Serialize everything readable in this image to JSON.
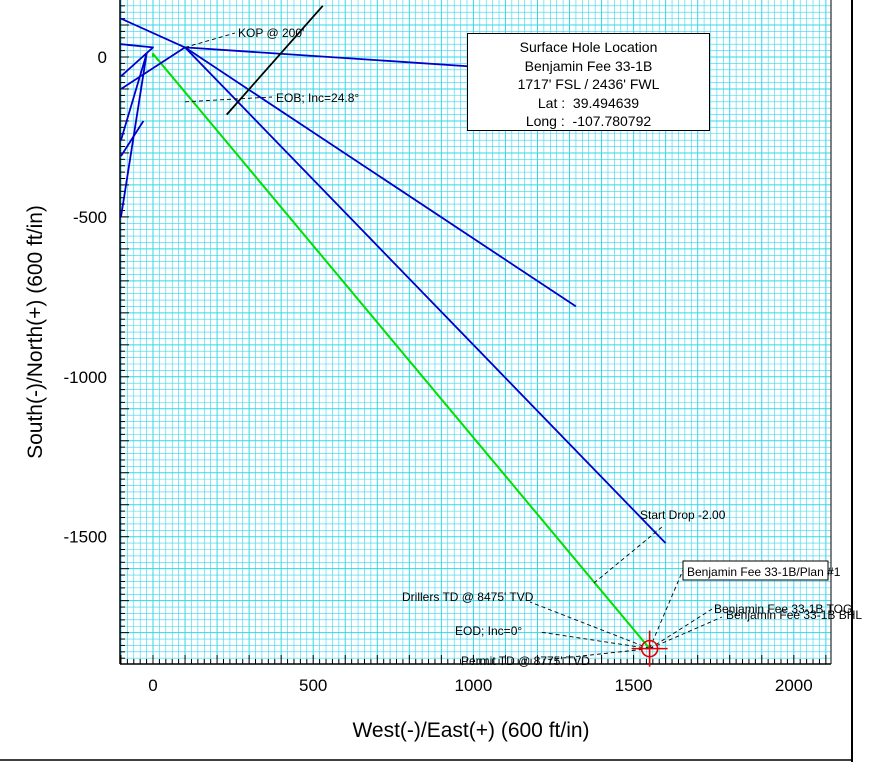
{
  "chart_data": {
    "type": "line",
    "title": "",
    "xlabel": "West(-)/East(+) (600 ft/in)",
    "ylabel": "South(-)/North(+) (600 ft/in)",
    "xlim": [
      -100,
      2100
    ],
    "ylim": [
      -1900,
      150
    ],
    "xticks": [
      0,
      500,
      1000,
      1500,
      2000
    ],
    "yticks": [
      0,
      -500,
      -1000,
      -1500
    ],
    "grid": true,
    "colors": {
      "grid": "#33d6ee",
      "plan": "#00e000",
      "offset_wells": "#0000cc",
      "target": "#e00000",
      "annotation": "#000000"
    },
    "series": [
      {
        "name": "Benjamin Fee 33-1B/Plan #1",
        "points": [
          [
            0,
            0
          ],
          [
            0,
            10
          ],
          [
            1550,
            -1850
          ]
        ]
      },
      {
        "name": "",
        "points": [
          [
            100,
            30
          ],
          [
            1320,
            -780
          ]
        ]
      },
      {
        "name": "",
        "points": [
          [
            100,
            30
          ],
          [
            1600,
            -1520
          ]
        ]
      },
      {
        "name": "",
        "points": [
          [
            100,
            30
          ],
          [
            1000,
            -30
          ]
        ]
      },
      {
        "name": "",
        "points": [
          [
            -100,
            120
          ],
          [
            100,
            30
          ],
          [
            -100,
            -100
          ]
        ]
      },
      {
        "name": "",
        "points": [
          [
            -100,
            40
          ],
          [
            0,
            30
          ],
          [
            -100,
            -60
          ]
        ]
      },
      {
        "name": "",
        "points": [
          [
            -100,
            -260
          ],
          [
            -20,
            10
          ],
          [
            -100,
            -500
          ]
        ]
      },
      {
        "name": "",
        "points": [
          [
            -100,
            -310
          ],
          [
            -30,
            -200
          ]
        ]
      },
      {
        "name": "",
        "points": [
          [
            230,
            -180
          ],
          [
            530,
            160
          ]
        ]
      }
    ],
    "annotations": [
      {
        "text": "KOP @ 200'"
      },
      {
        "text": "EOB; Inc=24.8°"
      },
      {
        "text": "Start Drop -2.00"
      },
      {
        "text": "Benjamin Fee 33-1B/Plan #1"
      },
      {
        "text": "Benjamin Fee 33-1B TOG"
      },
      {
        "text": "Benjamin Fee 33-1B BHL"
      },
      {
        "text": "Drillers TD @ 8475' TVD"
      },
      {
        "text": "EOD; Inc=0°"
      },
      {
        "text": "Permit TD @ 8775' TVD"
      }
    ]
  },
  "info_box": {
    "lines": [
      "Surface Hole Location",
      "Benjamin Fee 33-1B",
      "1717' FSL / 2436' FWL",
      "Lat :  39.494639",
      "Long :  -107.780792"
    ]
  }
}
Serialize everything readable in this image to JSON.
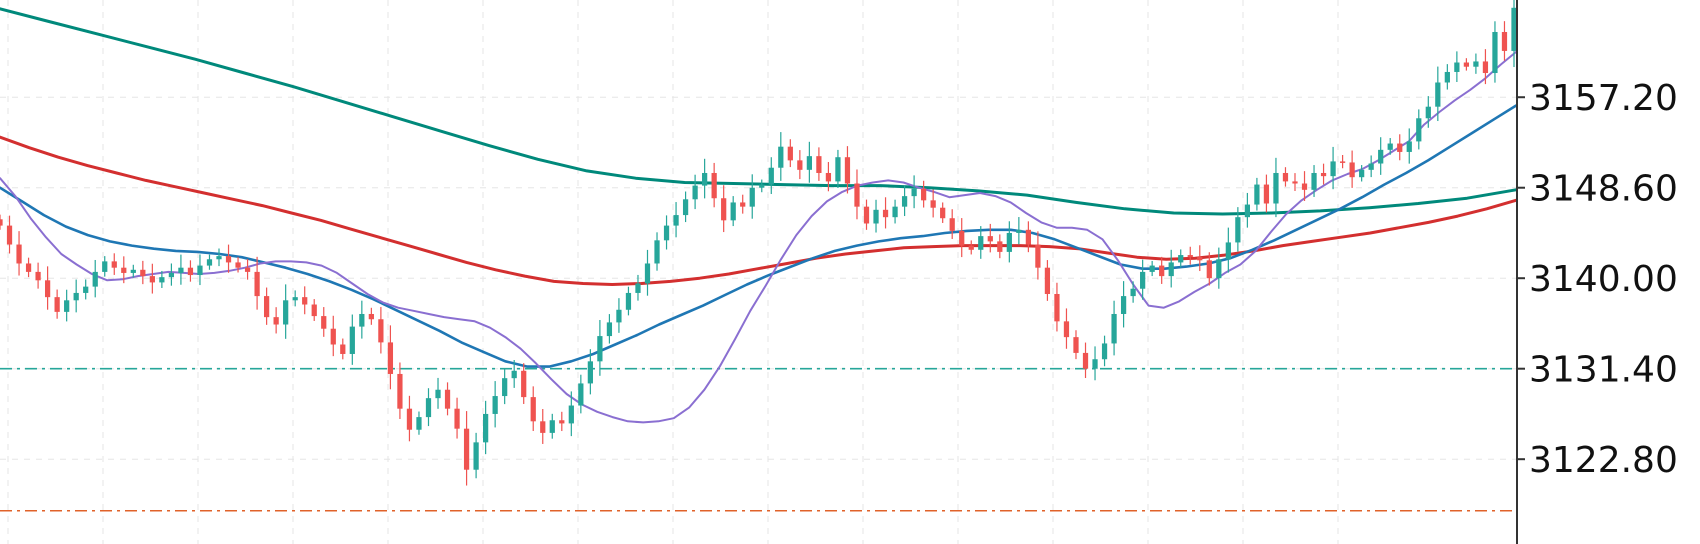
{
  "chart_data": {
    "type": "candlestick",
    "title": "",
    "xlabel": "",
    "ylabel": "",
    "ylim": [
      3114.74,
      3166.44
    ],
    "y_ticks": [
      "3157.20",
      "3148.60",
      "3140.00",
      "3131.40",
      "3122.80"
    ],
    "y_tick_values": [
      3157.2,
      3148.6,
      3140.0,
      3131.4,
      3122.8
    ],
    "horizontal_levels": [
      {
        "value": 3131.4,
        "color": "#26a69a",
        "style": "dash-dot"
      },
      {
        "value": 3117.9,
        "color": "#e0622a",
        "style": "dash-dot"
      }
    ],
    "colors": {
      "up": "#26a69a",
      "down": "#ef5350",
      "ma_fast": "#8a6fd1",
      "ma_mid": "#1f77b4",
      "ma_slow": "#d32f2f",
      "ma_long": "#00897b"
    },
    "close": [
      3145.0,
      3143.2,
      3141.4,
      3140.6,
      3139.8,
      3138.2,
      3136.8,
      3137.9,
      3138.6,
      3139.2,
      3140.6,
      3141.6,
      3141.0,
      3140.5,
      3140.8,
      3140.2,
      3139.6,
      3140.1,
      3140.5,
      3141.0,
      3140.3,
      3141.2,
      3141.8,
      3142.1,
      3141.5,
      3141.0,
      3140.6,
      3138.3,
      3136.3,
      3135.6,
      3137.9,
      3138.2,
      3137.5,
      3136.4,
      3135.2,
      3133.7,
      3132.8,
      3135.4,
      3136.6,
      3136.1,
      3133.9,
      3130.9,
      3127.6,
      3125.6,
      3126.8,
      3128.6,
      3129.4,
      3127.6,
      3125.7,
      3121.8,
      3124.4,
      3127.1,
      3128.8,
      3130.5,
      3131.2,
      3128.7,
      3126.4,
      3125.3,
      3126.5,
      3126.2,
      3127.9,
      3130.0,
      3132.1,
      3134.5,
      3135.8,
      3137.0,
      3138.6,
      3139.5,
      3141.4,
      3143.6,
      3145.0,
      3146.0,
      3147.5,
      3148.8,
      3150.0,
      3147.6,
      3145.5,
      3147.2,
      3146.8,
      3148.6,
      3148.9,
      3150.5,
      3152.5,
      3151.2,
      3150.3,
      3151.6,
      3150.0,
      3149.2,
      3151.5,
      3149.0,
      3146.8,
      3145.2,
      3146.5,
      3145.8,
      3146.8,
      3147.8,
      3148.5,
      3147.4,
      3146.7,
      3145.7,
      3144.5,
      3143.1,
      3142.7,
      3144.0,
      3143.5,
      3142.5,
      3144.3,
      3144.6,
      3143.2,
      3141.0,
      3138.5,
      3135.9,
      3134.4,
      3132.9,
      3131.4,
      3132.3,
      3133.8,
      3136.6,
      3138.3,
      3139.0,
      3140.6,
      3141.2,
      3140.2,
      3141.5,
      3142.2,
      3142.0,
      3141.7,
      3140.0,
      3141.8,
      3143.4,
      3145.8,
      3147.0,
      3148.9,
      3147.1,
      3150.0,
      3149.2,
      3149.0,
      3148.4,
      3150.0,
      3149.7,
      3151.1,
      3151.0,
      3149.6,
      3150.3,
      3150.9,
      3152.2,
      3152.8,
      3152.0,
      3153.0,
      3155.2,
      3156.3,
      3158.6,
      3159.6,
      3160.5,
      3160.1,
      3160.6,
      3159.5,
      3163.4,
      3161.6,
      3165.7
    ],
    "ma_fast": [
      3149.5,
      3147.8,
      3145.7,
      3143.9,
      3142.3,
      3141.3,
      3140.4,
      3139.8,
      3139.9,
      3140.2,
      3140.4,
      3140.6,
      3140.5,
      3140.4,
      3140.5,
      3140.7,
      3141.0,
      3141.4,
      3141.6,
      3141.6,
      3141.5,
      3141.2,
      3140.5,
      3139.5,
      3138.5,
      3137.7,
      3137.2,
      3136.9,
      3136.6,
      3136.3,
      3136.1,
      3135.9,
      3135.3,
      3134.4,
      3133.3,
      3131.9,
      3130.4,
      3129.0,
      3128.0,
      3127.3,
      3126.8,
      3126.4,
      3126.3,
      3126.4,
      3126.7,
      3127.7,
      3129.4,
      3131.6,
      3134.2,
      3136.9,
      3139.3,
      3141.8,
      3144.1,
      3145.9,
      3147.3,
      3148.2,
      3148.8,
      3149.1,
      3149.3,
      3149.1,
      3148.6,
      3148.2,
      3147.7,
      3147.9,
      3148.1,
      3147.8,
      3147.2,
      3146.2,
      3145.3,
      3144.8,
      3144.8,
      3144.6,
      3143.7,
      3141.7,
      3139.4,
      3137.4,
      3137.2,
      3137.8,
      3138.7,
      3139.5,
      3140.5,
      3141.3,
      3142.6,
      3144.4,
      3146.1,
      3147.4,
      3148.4,
      3149.3,
      3149.9,
      3150.4,
      3151.2,
      3152.1,
      3153.0,
      3154.6,
      3155.8,
      3156.9,
      3157.9,
      3159.0,
      3160.3,
      3161.5
    ],
    "ma_mid": [
      3148.6,
      3147.3,
      3146.0,
      3144.9,
      3144.1,
      3143.5,
      3143.1,
      3142.8,
      3142.6,
      3142.5,
      3142.3,
      3142.0,
      3141.5,
      3141.0,
      3140.4,
      3139.7,
      3138.9,
      3138.0,
      3137.0,
      3136.0,
      3135.0,
      3133.9,
      3133.0,
      3132.1,
      3131.6,
      3131.6,
      3132.1,
      3132.8,
      3133.7,
      3134.6,
      3135.6,
      3136.5,
      3137.4,
      3138.4,
      3139.4,
      3140.3,
      3141.1,
      3141.9,
      3142.6,
      3143.1,
      3143.5,
      3143.8,
      3144.0,
      3144.3,
      3144.5,
      3144.6,
      3144.6,
      3144.3,
      3143.7,
      3142.9,
      3142.1,
      3141.3,
      3140.9,
      3140.9,
      3141.1,
      3141.4,
      3141.9,
      3142.7,
      3143.6,
      3144.6,
      3145.6,
      3146.6,
      3147.7,
      3148.9,
      3150.0,
      3151.2,
      3152.5,
      3153.8,
      3155.1,
      3156.4
    ],
    "ma_slow": [
      3153.4,
      3152.4,
      3151.5,
      3150.7,
      3150.0,
      3149.3,
      3148.7,
      3148.1,
      3147.5,
      3146.9,
      3146.2,
      3145.5,
      3144.7,
      3143.9,
      3143.1,
      3142.3,
      3141.5,
      3140.8,
      3140.2,
      3139.7,
      3139.5,
      3139.4,
      3139.5,
      3139.7,
      3140.0,
      3140.4,
      3140.9,
      3141.4,
      3141.9,
      3142.3,
      3142.6,
      3142.9,
      3143.0,
      3143.1,
      3143.1,
      3143.1,
      3143.0,
      3142.8,
      3142.4,
      3142.0,
      3141.8,
      3141.9,
      3142.2,
      3142.6,
      3143.1,
      3143.5,
      3143.9,
      3144.3,
      3144.8,
      3145.3,
      3145.9,
      3146.6,
      3147.4
    ],
    "ma_long": [
      3165.6,
      3164.4,
      3163.2,
      3162.0,
      3160.8,
      3159.5,
      3158.2,
      3156.8,
      3155.4,
      3154.0,
      3152.6,
      3151.3,
      3150.2,
      3149.5,
      3149.1,
      3149.0,
      3148.9,
      3148.8,
      3148.8,
      3148.6,
      3148.3,
      3147.9,
      3147.2,
      3146.6,
      3146.2,
      3146.1,
      3146.2,
      3146.4,
      3146.7,
      3147.1,
      3147.6,
      3148.4
    ]
  }
}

_THE EXERCISE_.
Copy each line of the listing in which the word "text" can be found.

_FULL RESPONSE_.
        "text": "KOP @ 200'"
        "text": "EOB; Inc=24.8°"
        "text": "Start Drop -2.00"
        "text": "Benjamin Fee 33-1B/Plan #1"
        "text": "Benjamin Fee 33-1B TOG"
        "text": "Benjamin Fee 33-1B BHL"
        "text": "Drillers TD @ 8475' TVD"
        "text": "EOD; Inc=0°"
        "text": "Permit TD @ 8775' TVD"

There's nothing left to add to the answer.